- [Brief] Lines that hold the string "Volume" are to be counted; give only their number.

= = = = =

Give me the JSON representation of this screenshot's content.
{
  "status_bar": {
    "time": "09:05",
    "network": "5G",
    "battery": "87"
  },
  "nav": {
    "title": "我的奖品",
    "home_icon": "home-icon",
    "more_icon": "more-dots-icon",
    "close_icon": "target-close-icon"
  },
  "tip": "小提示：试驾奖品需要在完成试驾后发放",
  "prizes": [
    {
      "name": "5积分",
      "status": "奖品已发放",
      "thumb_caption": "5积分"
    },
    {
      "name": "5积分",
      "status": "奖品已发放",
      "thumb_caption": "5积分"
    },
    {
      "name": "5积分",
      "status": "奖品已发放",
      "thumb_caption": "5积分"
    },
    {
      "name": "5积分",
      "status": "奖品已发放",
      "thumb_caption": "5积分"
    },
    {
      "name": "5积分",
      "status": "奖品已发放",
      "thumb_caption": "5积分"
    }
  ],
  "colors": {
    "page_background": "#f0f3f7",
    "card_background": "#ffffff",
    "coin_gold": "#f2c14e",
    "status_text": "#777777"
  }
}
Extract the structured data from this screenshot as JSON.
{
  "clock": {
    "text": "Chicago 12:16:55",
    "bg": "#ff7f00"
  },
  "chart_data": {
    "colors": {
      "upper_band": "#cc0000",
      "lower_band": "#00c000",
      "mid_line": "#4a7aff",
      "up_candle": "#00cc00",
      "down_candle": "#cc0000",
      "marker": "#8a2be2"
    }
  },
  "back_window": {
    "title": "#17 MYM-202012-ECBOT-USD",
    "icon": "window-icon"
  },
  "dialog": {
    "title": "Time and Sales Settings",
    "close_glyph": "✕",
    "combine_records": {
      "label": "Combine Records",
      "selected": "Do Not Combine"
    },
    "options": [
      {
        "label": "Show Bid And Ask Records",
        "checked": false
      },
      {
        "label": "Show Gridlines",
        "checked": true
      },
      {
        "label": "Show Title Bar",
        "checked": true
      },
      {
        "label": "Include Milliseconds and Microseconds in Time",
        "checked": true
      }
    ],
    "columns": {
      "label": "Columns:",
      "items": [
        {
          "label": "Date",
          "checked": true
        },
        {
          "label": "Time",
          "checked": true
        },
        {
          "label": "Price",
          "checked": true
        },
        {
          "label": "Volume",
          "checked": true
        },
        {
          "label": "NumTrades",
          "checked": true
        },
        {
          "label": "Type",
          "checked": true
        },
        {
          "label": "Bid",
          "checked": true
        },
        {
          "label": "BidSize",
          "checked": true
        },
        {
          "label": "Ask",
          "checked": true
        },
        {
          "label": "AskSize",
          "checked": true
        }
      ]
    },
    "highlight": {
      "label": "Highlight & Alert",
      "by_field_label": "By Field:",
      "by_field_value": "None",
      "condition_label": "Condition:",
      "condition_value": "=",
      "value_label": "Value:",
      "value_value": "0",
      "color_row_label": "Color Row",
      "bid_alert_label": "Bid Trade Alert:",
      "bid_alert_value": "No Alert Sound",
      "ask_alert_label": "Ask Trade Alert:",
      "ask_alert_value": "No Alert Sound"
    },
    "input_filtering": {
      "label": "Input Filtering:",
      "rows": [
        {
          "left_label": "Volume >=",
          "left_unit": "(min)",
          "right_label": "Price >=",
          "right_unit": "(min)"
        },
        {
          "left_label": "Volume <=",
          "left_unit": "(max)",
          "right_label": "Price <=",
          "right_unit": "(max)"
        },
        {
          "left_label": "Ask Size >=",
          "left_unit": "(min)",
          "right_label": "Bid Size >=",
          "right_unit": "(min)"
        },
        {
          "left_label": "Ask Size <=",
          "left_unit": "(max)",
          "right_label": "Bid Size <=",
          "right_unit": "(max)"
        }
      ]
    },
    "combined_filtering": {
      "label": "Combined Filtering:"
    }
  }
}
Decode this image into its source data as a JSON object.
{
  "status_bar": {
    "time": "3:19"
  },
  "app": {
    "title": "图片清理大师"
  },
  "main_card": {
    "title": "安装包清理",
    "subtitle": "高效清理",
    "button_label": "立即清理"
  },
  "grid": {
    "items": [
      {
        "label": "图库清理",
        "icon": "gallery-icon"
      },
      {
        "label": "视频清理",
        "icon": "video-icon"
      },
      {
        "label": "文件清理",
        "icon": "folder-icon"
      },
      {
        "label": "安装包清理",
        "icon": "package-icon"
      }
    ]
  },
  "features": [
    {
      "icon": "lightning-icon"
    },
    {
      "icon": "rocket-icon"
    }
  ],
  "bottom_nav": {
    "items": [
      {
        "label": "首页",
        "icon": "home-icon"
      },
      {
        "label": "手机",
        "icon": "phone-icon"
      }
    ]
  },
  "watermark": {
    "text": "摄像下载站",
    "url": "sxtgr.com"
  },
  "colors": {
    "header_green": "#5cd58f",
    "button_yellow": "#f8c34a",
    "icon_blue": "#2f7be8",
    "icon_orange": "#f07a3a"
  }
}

= = = = =

- [Exercise solution] 3